Your goal> Every record should be written out exactly, with the pictures left out.

Data items>

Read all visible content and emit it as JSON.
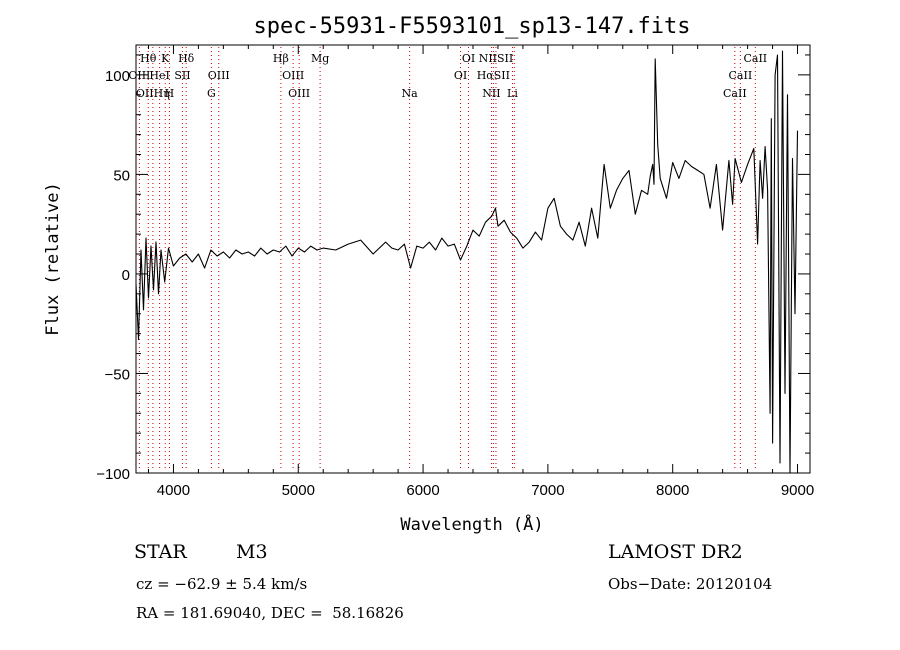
{
  "chart_data": {
    "type": "line",
    "title": "spec-55931-F5593101_sp13-147.fits",
    "xlabel": "Wavelength (Å)",
    "ylabel": "Flux (relative)",
    "xlim": [
      3700,
      9100
    ],
    "ylim": [
      -100,
      115
    ],
    "xticks": [
      4000,
      5000,
      6000,
      7000,
      8000,
      9000
    ],
    "yticks": [
      -100,
      -50,
      0,
      50,
      100
    ],
    "grid": false,
    "series": [
      {
        "color": "#000000",
        "x": [
          3700,
          3720,
          3740,
          3760,
          3780,
          3800,
          3820,
          3840,
          3860,
          3880,
          3900,
          3930,
          3960,
          4000,
          4050,
          4100,
          4150,
          4200,
          4250,
          4300,
          4350,
          4400,
          4450,
          4500,
          4550,
          4600,
          4650,
          4700,
          4750,
          4800,
          4850,
          4900,
          4950,
          5000,
          5050,
          5100,
          5150,
          5200,
          5300,
          5400,
          5500,
          5600,
          5700,
          5750,
          5800,
          5850,
          5900,
          5950,
          6000,
          6050,
          6100,
          6150,
          6200,
          6250,
          6300,
          6350,
          6400,
          6450,
          6500,
          6550,
          6580,
          6600,
          6650,
          6700,
          6750,
          6800,
          6850,
          6900,
          6950,
          7000,
          7050,
          7100,
          7150,
          7200,
          7250,
          7300,
          7350,
          7400,
          7450,
          7500,
          7550,
          7600,
          7650,
          7700,
          7750,
          7800,
          7820,
          7840,
          7850,
          7860,
          7880,
          7900,
          7950,
          8000,
          8050,
          8100,
          8150,
          8200,
          8250,
          8300,
          8350,
          8400,
          8450,
          8480,
          8500,
          8550,
          8600,
          8650,
          8680,
          8700,
          8720,
          8740,
          8760,
          8780,
          8790,
          8800,
          8820,
          8840,
          8860,
          8880,
          8900,
          8920,
          8940,
          8960,
          8980,
          9000
        ],
        "y": [
          -5,
          -33,
          12,
          -18,
          18,
          -12,
          14,
          -8,
          16,
          -10,
          12,
          -4,
          13,
          4,
          8,
          10,
          6,
          10,
          3,
          12,
          9,
          11,
          8,
          12,
          10,
          11,
          9,
          13,
          10,
          12,
          11,
          14,
          9,
          13,
          11,
          14,
          12,
          13,
          12,
          15,
          17,
          10,
          16,
          13,
          12,
          15,
          3,
          14,
          13,
          16,
          12,
          18,
          14,
          15,
          7,
          14,
          22,
          19,
          26,
          29,
          33,
          24,
          27,
          21,
          18,
          13,
          16,
          21,
          17,
          33,
          38,
          24,
          20,
          17,
          26,
          14,
          33,
          18,
          55,
          33,
          42,
          48,
          52,
          30,
          42,
          40,
          49,
          55,
          45,
          108,
          65,
          48,
          38,
          56,
          48,
          57,
          54,
          52,
          50,
          33,
          55,
          22,
          57,
          35,
          58,
          46,
          55,
          63,
          15,
          57,
          38,
          64,
          42,
          -70,
          78,
          -85,
          100,
          110,
          -95,
          112,
          -60,
          90,
          -100,
          58,
          -20,
          72
        ]
      }
    ],
    "annotations": [
      {
        "label": "Hθ",
        "row": 1,
        "wavelength": 3798,
        "line": true
      },
      {
        "label": "K",
        "row": 1,
        "wavelength": 3934,
        "line": true
      },
      {
        "label": "Hδ",
        "row": 1,
        "wavelength": 4102,
        "line": true
      },
      {
        "label": "Hβ",
        "row": 1,
        "wavelength": 4861,
        "line": true
      },
      {
        "label": "Mg",
        "row": 1,
        "wavelength": 5175,
        "line": true
      },
      {
        "label": "OI",
        "row": 1,
        "wavelength": 6364,
        "line": true
      },
      {
        "label": "NIISII",
        "row": 1,
        "wavelength": 6584,
        "line": true
      },
      {
        "label": "CaII",
        "row": 1,
        "wavelength": 8662,
        "line": true
      },
      {
        "label": "OIII",
        "row": 2,
        "wavelength": 3727,
        "line": true
      },
      {
        "label": "HeI",
        "row": 2,
        "wavelength": 3889,
        "line": true
      },
      {
        "label": "SII",
        "row": 2,
        "wavelength": 4072,
        "line": true
      },
      {
        "label": "OIII",
        "row": 2,
        "wavelength": 4363,
        "line": true
      },
      {
        "label": "OIII",
        "row": 2,
        "wavelength": 4959,
        "line": true
      },
      {
        "label": "OI",
        "row": 2,
        "wavelength": 6300,
        "line": true
      },
      {
        "label": "HαSII",
        "row": 2,
        "wavelength": 6563,
        "line": true
      },
      {
        "label": "CaII",
        "row": 2,
        "wavelength": 8542,
        "line": true
      },
      {
        "label": "OIIHη",
        "row": 3,
        "wavelength": 3835,
        "line": true
      },
      {
        "label": "H",
        "row": 3,
        "wavelength": 3968,
        "line": true
      },
      {
        "label": "G",
        "row": 3,
        "wavelength": 4304,
        "line": true
      },
      {
        "label": "OIII",
        "row": 3,
        "wavelength": 5007,
        "line": true
      },
      {
        "label": "Na",
        "row": 3,
        "wavelength": 5892,
        "line": true
      },
      {
        "label": "NII",
        "row": 3,
        "wavelength": 6548,
        "line": true
      },
      {
        "label": "Li",
        "row": 3,
        "wavelength": 6716,
        "line": true
      },
      {
        "label": "CaII",
        "row": 3,
        "wavelength": 8498,
        "line": true
      },
      {
        "label": "",
        "row": 0,
        "wavelength": 6731,
        "line": true
      },
      {
        "label": "",
        "row": 0,
        "wavelength": 3700,
        "line": true
      }
    ],
    "line_color": "#cc0000"
  },
  "info": {
    "object_type": "STAR",
    "subclass": "M3",
    "survey": "LAMOST DR2",
    "cz": "cz = −62.9 ± 5.4 km/s",
    "obs_date": "Obs−Date: 20120104",
    "coords": "RA = 181.69040, DEC =  58.16826"
  }
}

Result of the exercise>
Read all visible content and emit it as JSON.
{
  "chart_data": {
    "type": "line",
    "title": "spec-55931-F5593101_sp13-147.fits",
    "xlabel": "Wavelength (Å)",
    "ylabel": "Flux (relative)",
    "xlim": [
      3700,
      9100
    ],
    "ylim": [
      -100,
      115
    ],
    "xticks": [
      4000,
      5000,
      6000,
      7000,
      8000,
      9000
    ],
    "yticks": [
      -100,
      -50,
      0,
      50,
      100
    ],
    "grid": false,
    "series": [
      {
        "color": "#000000",
        "x": [
          3700,
          3720,
          3740,
          3760,
          3780,
          3800,
          3820,
          3840,
          3860,
          3880,
          3900,
          3930,
          3960,
          4000,
          4050,
          4100,
          4150,
          4200,
          4250,
          4300,
          4350,
          4400,
          4450,
          4500,
          4550,
          4600,
          4650,
          4700,
          4750,
          4800,
          4850,
          4900,
          4950,
          5000,
          5050,
          5100,
          5150,
          5200,
          5300,
          5400,
          5500,
          5600,
          5700,
          5750,
          5800,
          5850,
          5900,
          5950,
          6000,
          6050,
          6100,
          6150,
          6200,
          6250,
          6300,
          6350,
          6400,
          6450,
          6500,
          6550,
          6580,
          6600,
          6650,
          6700,
          6750,
          6800,
          6850,
          6900,
          6950,
          7000,
          7050,
          7100,
          7150,
          7200,
          7250,
          7300,
          7350,
          7400,
          7450,
          7500,
          7550,
          7600,
          7650,
          7700,
          7750,
          7800,
          7820,
          7840,
          7850,
          7860,
          7880,
          7900,
          7950,
          8000,
          8050,
          8100,
          8150,
          8200,
          8250,
          8300,
          8350,
          8400,
          8450,
          8480,
          8500,
          8550,
          8600,
          8650,
          8680,
          8700,
          8720,
          8740,
          8760,
          8780,
          8790,
          8800,
          8820,
          8840,
          8860,
          8880,
          8900,
          8920,
          8940,
          8960,
          8980,
          9000
        ],
        "y": [
          -5,
          -33,
          12,
          -18,
          18,
          -12,
          14,
          -8,
          16,
          -10,
          12,
          -4,
          13,
          4,
          8,
          10,
          6,
          10,
          3,
          12,
          9,
          11,
          8,
          12,
          10,
          11,
          9,
          13,
          10,
          12,
          11,
          14,
          9,
          13,
          11,
          14,
          12,
          13,
          12,
          15,
          17,
          10,
          16,
          13,
          12,
          15,
          3,
          14,
          13,
          16,
          12,
          18,
          14,
          15,
          7,
          14,
          22,
          19,
          26,
          29,
          33,
          24,
          27,
          21,
          18,
          13,
          16,
          21,
          17,
          33,
          38,
          24,
          20,
          17,
          26,
          14,
          33,
          18,
          55,
          33,
          42,
          48,
          52,
          30,
          42,
          40,
          49,
          55,
          45,
          108,
          65,
          48,
          38,
          56,
          48,
          57,
          54,
          52,
          50,
          33,
          55,
          22,
          57,
          35,
          58,
          46,
          55,
          63,
          15,
          57,
          38,
          64,
          42,
          -70,
          78,
          -85,
          100,
          110,
          -95,
          112,
          -60,
          90,
          -100,
          58,
          -20,
          72
        ]
      }
    ],
    "annotations": [
      {
        "label": "Hθ",
        "row": 1,
        "wavelength": 3798,
        "line": true
      },
      {
        "label": "K",
        "row": 1,
        "wavelength": 3934,
        "line": true
      },
      {
        "label": "Hδ",
        "row": 1,
        "wavelength": 4102,
        "line": true
      },
      {
        "label": "Hβ",
        "row": 1,
        "wavelength": 4861,
        "line": true
      },
      {
        "label": "Mg",
        "row": 1,
        "wavelength": 5175,
        "line": true
      },
      {
        "label": "OI",
        "row": 1,
        "wavelength": 6364,
        "line": true
      },
      {
        "label": "NIISII",
        "row": 1,
        "wavelength": 6584,
        "line": true
      },
      {
        "label": "CaII",
        "row": 1,
        "wavelength": 8662,
        "line": true
      },
      {
        "label": "OIII",
        "row": 2,
        "wavelength": 3727,
        "line": true
      },
      {
        "label": "HeI",
        "row": 2,
        "wavelength": 3889,
        "line": true
      },
      {
        "label": "SII",
        "row": 2,
        "wavelength": 4072,
        "line": true
      },
      {
        "label": "OIII",
        "row": 2,
        "wavelength": 4363,
        "line": true
      },
      {
        "label": "OIII",
        "row": 2,
        "wavelength": 4959,
        "line": true
      },
      {
        "label": "OI",
        "row": 2,
        "wavelength": 6300,
        "line": true
      },
      {
        "label": "HαSII",
        "row": 2,
        "wavelength": 6563,
        "line": true
      },
      {
        "label": "CaII",
        "row": 2,
        "wavelength": 8542,
        "line": true
      },
      {
        "label": "OIIHη",
        "row": 3,
        "wavelength": 3835,
        "line": true
      },
      {
        "label": "H",
        "row": 3,
        "wavelength": 3968,
        "line": true
      },
      {
        "label": "G",
        "row": 3,
        "wavelength": 4304,
        "line": true
      },
      {
        "label": "OIII",
        "row": 3,
        "wavelength": 5007,
        "line": true
      },
      {
        "label": "Na",
        "row": 3,
        "wavelength": 5892,
        "line": true
      },
      {
        "label": "NII",
        "row": 3,
        "wavelength": 6548,
        "line": true
      },
      {
        "label": "Li",
        "row": 3,
        "wavelength": 6716,
        "line": true
      },
      {
        "label": "CaII",
        "row": 3,
        "wavelength": 8498,
        "line": true
      },
      {
        "label": "",
        "row": 0,
        "wavelength": 6731,
        "line": true
      },
      {
        "label": "",
        "row": 0,
        "wavelength": 3700,
        "line": true
      }
    ],
    "line_color": "#cc0000"
  },
  "info": {
    "object_type": "STAR",
    "subclass": "M3",
    "survey": "LAMOST DR2",
    "cz": "cz = −62.9 ± 5.4 km/s",
    "obs_date": "Obs−Date: 20120104",
    "coords": "RA = 181.69040, DEC =  58.16826"
  }
}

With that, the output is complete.